WHAT TO PRODUCE
Select, from the material below, each line with "RetIndex" in it.

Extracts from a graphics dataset

======

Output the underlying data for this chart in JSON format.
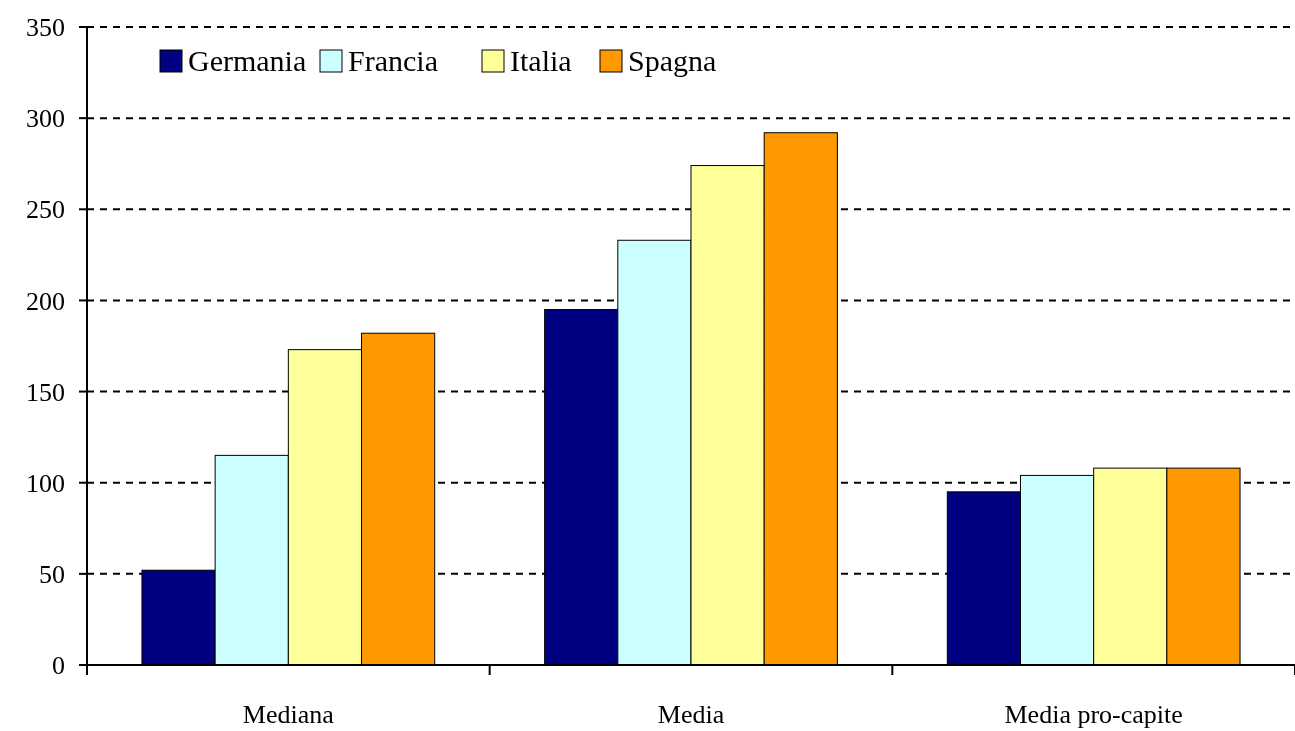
{
  "chart_data": {
    "type": "bar",
    "categories": [
      "Mediana",
      "Media",
      "Media pro-capite"
    ],
    "series": [
      {
        "name": "Germania",
        "color": "#000080",
        "values": [
          52,
          195,
          95
        ]
      },
      {
        "name": "Francia",
        "color": "#ccffff",
        "values": [
          115,
          233,
          104
        ]
      },
      {
        "name": "Italia",
        "color": "#ffff99",
        "values": [
          173,
          274,
          108
        ]
      },
      {
        "name": "Spagna",
        "color": "#ff9900",
        "values": [
          182,
          292,
          108
        ]
      }
    ],
    "ylim": [
      0,
      350
    ],
    "yticks": [
      0,
      50,
      100,
      150,
      200,
      250,
      300,
      350
    ],
    "grid": "y",
    "legend": "top left"
  }
}
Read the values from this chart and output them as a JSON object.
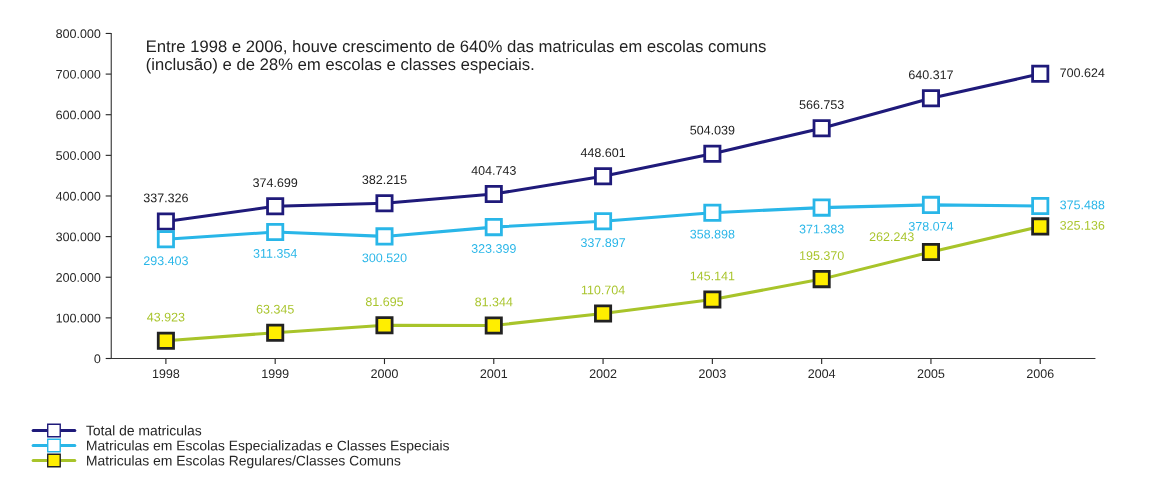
{
  "chart_data": {
    "type": "line",
    "categories": [
      "1998",
      "1999",
      "2000",
      "2001",
      "2002",
      "2003",
      "2004",
      "2005",
      "2006"
    ],
    "series": [
      {
        "name": "Total de matriculas",
        "color": "#1f1a7a",
        "values": [
          337326,
          374699,
          382215,
          404743,
          448601,
          504039,
          566753,
          640317,
          700624
        ],
        "value_labels": [
          "337.326",
          "374.699",
          "382.215",
          "404.743",
          "448.601",
          "504.039",
          "566.753",
          "640.317",
          "700.624"
        ],
        "marker": "square"
      },
      {
        "name": "Matriculas em Escolas Especializadas e Classes Especiais",
        "color": "#29b6e8",
        "values": [
          293403,
          311354,
          300520,
          323399,
          337897,
          358898,
          371383,
          378074,
          375488
        ],
        "value_labels": [
          "293.403",
          "311.354",
          "300.520",
          "323.399",
          "337.897",
          "358.898",
          "371.383",
          "378.074",
          "375.488"
        ],
        "marker": "square"
      },
      {
        "name": "Matriculas em Escolas Regulares/Classes Comuns",
        "color": "#a8c42a",
        "values": [
          43923,
          63345,
          81695,
          81344,
          110704,
          145141,
          195370,
          262243,
          325136
        ],
        "value_labels": [
          "43.923",
          "63.345",
          "81.695",
          "81.344",
          "110.704",
          "145.141",
          "195.370",
          "262.243",
          "325.136"
        ],
        "marker": "square"
      }
    ],
    "ylim": [
      0,
      800000
    ],
    "yticks": [
      {
        "value": 0,
        "label": "0"
      },
      {
        "value": 100000,
        "label": "100.000"
      },
      {
        "value": 200000,
        "label": "200.000"
      },
      {
        "value": 300000,
        "label": "300.000"
      },
      {
        "value": 400000,
        "label": "400.000"
      },
      {
        "value": 500000,
        "label": "500.000"
      },
      {
        "value": 600000,
        "label": "600.000"
      },
      {
        "value": 700000,
        "label": "700.000"
      },
      {
        "value": 800000,
        "label": "800.000"
      }
    ],
    "annotations": [
      "Entre 1998 e 2006, houve crescimento de 640% das matriculas em escolas comuns (inclusão) e de 28% em escolas e classes especiais."
    ],
    "grid": false,
    "legend": "bottom left",
    "line_style": "solid"
  }
}
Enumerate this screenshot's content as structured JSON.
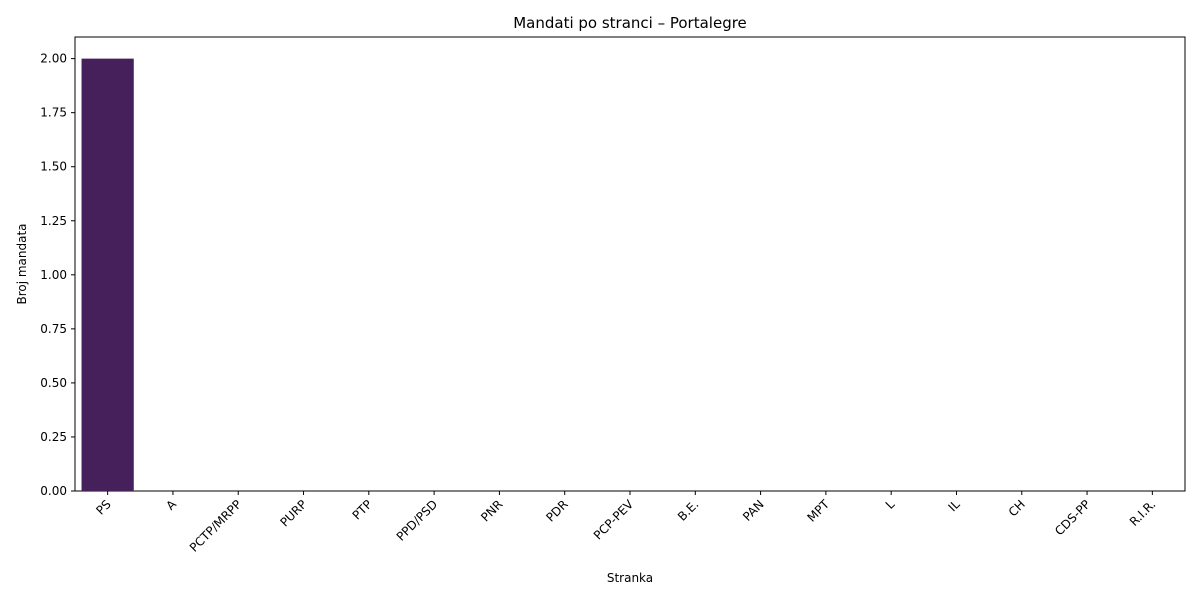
{
  "chart_data": {
    "type": "bar",
    "title": "Mandati po stranci – Portalegre",
    "xlabel": "Stranka",
    "ylabel": "Broj mandata",
    "categories": [
      "PS",
      "A",
      "PCTP/MRPP",
      "PURP",
      "PTP",
      "PPD/PSD",
      "PNR",
      "PDR",
      "PCP-PEV",
      "B.E.",
      "PAN",
      "MPT",
      "L",
      "IL",
      "CH",
      "CDS-PP",
      "R.I.R."
    ],
    "values": [
      2,
      0,
      0,
      0,
      0,
      0,
      0,
      0,
      0,
      0,
      0,
      0,
      0,
      0,
      0,
      0,
      0
    ],
    "ylim": [
      0,
      2.1
    ],
    "yticks": [
      "0.00",
      "0.25",
      "0.50",
      "0.75",
      "1.00",
      "1.25",
      "1.50",
      "1.75",
      "2.00"
    ],
    "bar_color": "#46205b",
    "grid": false,
    "legend": "none"
  }
}
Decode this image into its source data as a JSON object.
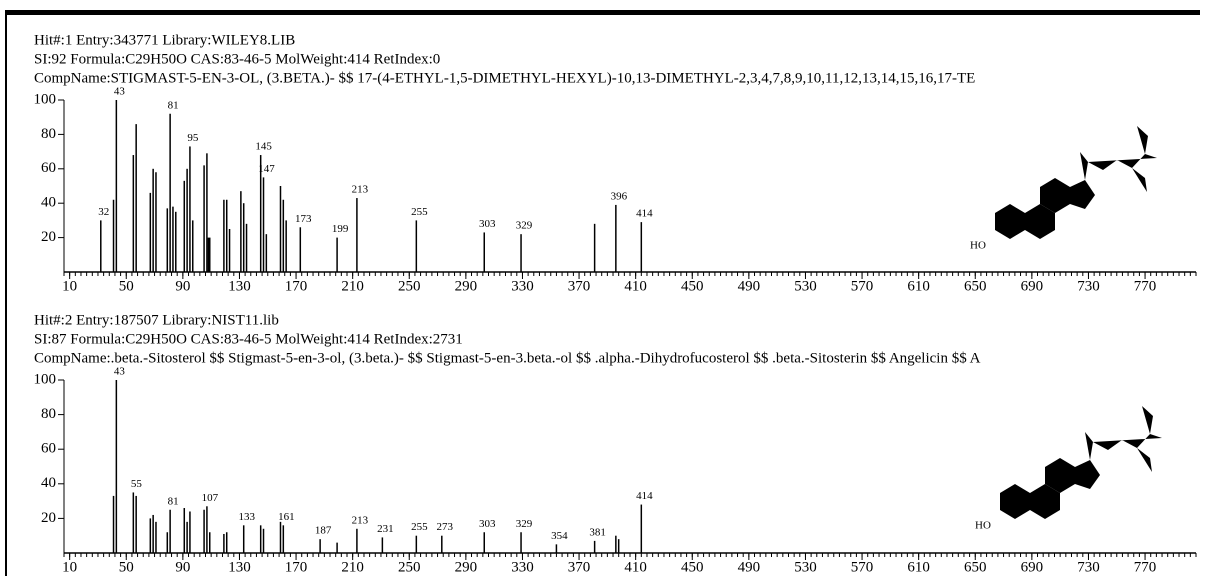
{
  "chart_data": [
    {
      "type": "mass-spectrum",
      "header": [
        "Hit#:1  Entry:343771  Library:WILEY8.LIB",
        "SI:92  Formula:C29H50O  CAS:83-46-5  MolWeight:414  RetIndex:0",
        "CompName:STIGMAST-5-EN-3-OL, (3.BETA.)- $$ 17-(4-ETHYL-1,5-DIMETHYL-HEXYL)-10,13-DIMETHYL-2,3,4,7,8,9,10,11,12,13,14,15,16,17-TE"
      ],
      "structure_label": "HO",
      "xlim": [
        6,
        806
      ],
      "ylim": [
        0,
        100
      ],
      "xticks": [
        10,
        50,
        90,
        130,
        170,
        210,
        250,
        290,
        330,
        370,
        410,
        450,
        490,
        530,
        570,
        610,
        650,
        690,
        730,
        770
      ],
      "yticks": [
        20,
        40,
        60,
        80,
        100
      ],
      "series": [
        {
          "color": "#000000",
          "show_labels": true,
          "x": [
            32,
            43,
            81,
            95,
            145,
            147,
            173,
            199,
            213,
            255,
            303,
            329,
            396,
            414
          ],
          "values": [
            30,
            100,
            92,
            73,
            68,
            55,
            26,
            20,
            43,
            30,
            23,
            22,
            39,
            29
          ]
        },
        {
          "color": "#000000",
          "show_labels": false,
          "x": [
            41,
            55,
            57,
            67,
            69,
            71,
            79,
            83,
            85,
            91,
            93,
            97,
            105,
            107,
            108,
            109,
            119,
            121,
            123,
            131,
            133,
            135,
            149,
            159,
            161,
            163,
            381
          ],
          "values": [
            42,
            68,
            86,
            46,
            60,
            58,
            37,
            38,
            35,
            53,
            60,
            30,
            62,
            69,
            20,
            20,
            42,
            42,
            25,
            47,
            40,
            28,
            22,
            50,
            42,
            30,
            28
          ]
        }
      ]
    },
    {
      "type": "mass-spectrum",
      "header": [
        "Hit#:2  Entry:187507  Library:NIST11.lib",
        "SI:87  Formula:C29H50O  CAS:83-46-5  MolWeight:414  RetIndex:2731",
        "CompName:.beta.-Sitosterol $$ Stigmast-5-en-3-ol, (3.beta.)- $$ Stigmast-5-en-3.beta.-ol $$ .alpha.-Dihydrofucosterol $$ .beta.-Sitosterin $$ Angelicin $$ A"
      ],
      "structure_label": "HO",
      "xlim": [
        6,
        806
      ],
      "ylim": [
        0,
        100
      ],
      "xticks": [
        10,
        50,
        90,
        130,
        170,
        210,
        250,
        290,
        330,
        370,
        410,
        450,
        490,
        530,
        570,
        610,
        650,
        690,
        730,
        770
      ],
      "yticks": [
        20,
        40,
        60,
        80,
        100
      ],
      "series": [
        {
          "color": "#000000",
          "show_labels": true,
          "x": [
            43,
            55,
            81,
            107,
            133,
            161,
            187,
            213,
            231,
            255,
            273,
            303,
            329,
            354,
            381,
            414
          ],
          "values": [
            100,
            35,
            25,
            27,
            16,
            16,
            8,
            14,
            9,
            10,
            10,
            12,
            12,
            5,
            7,
            28
          ]
        },
        {
          "color": "#000000",
          "show_labels": false,
          "x": [
            41,
            57,
            67,
            69,
            71,
            79,
            91,
            93,
            95,
            105,
            109,
            119,
            121,
            145,
            147,
            159,
            199,
            396,
            398
          ],
          "values": [
            33,
            33,
            20,
            22,
            18,
            12,
            26,
            18,
            24,
            25,
            12,
            11,
            12,
            16,
            14,
            18,
            6,
            10,
            8
          ]
        }
      ]
    }
  ]
}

======

SOLUTION
        "SI:92  Formula:C29H50O  CAS:83-46-5  MolWeight:414  RetIndex:0",
        "SI:87  Formula:C29H50O  CAS:83-46-5  MolWeight:414  RetIndex:2731",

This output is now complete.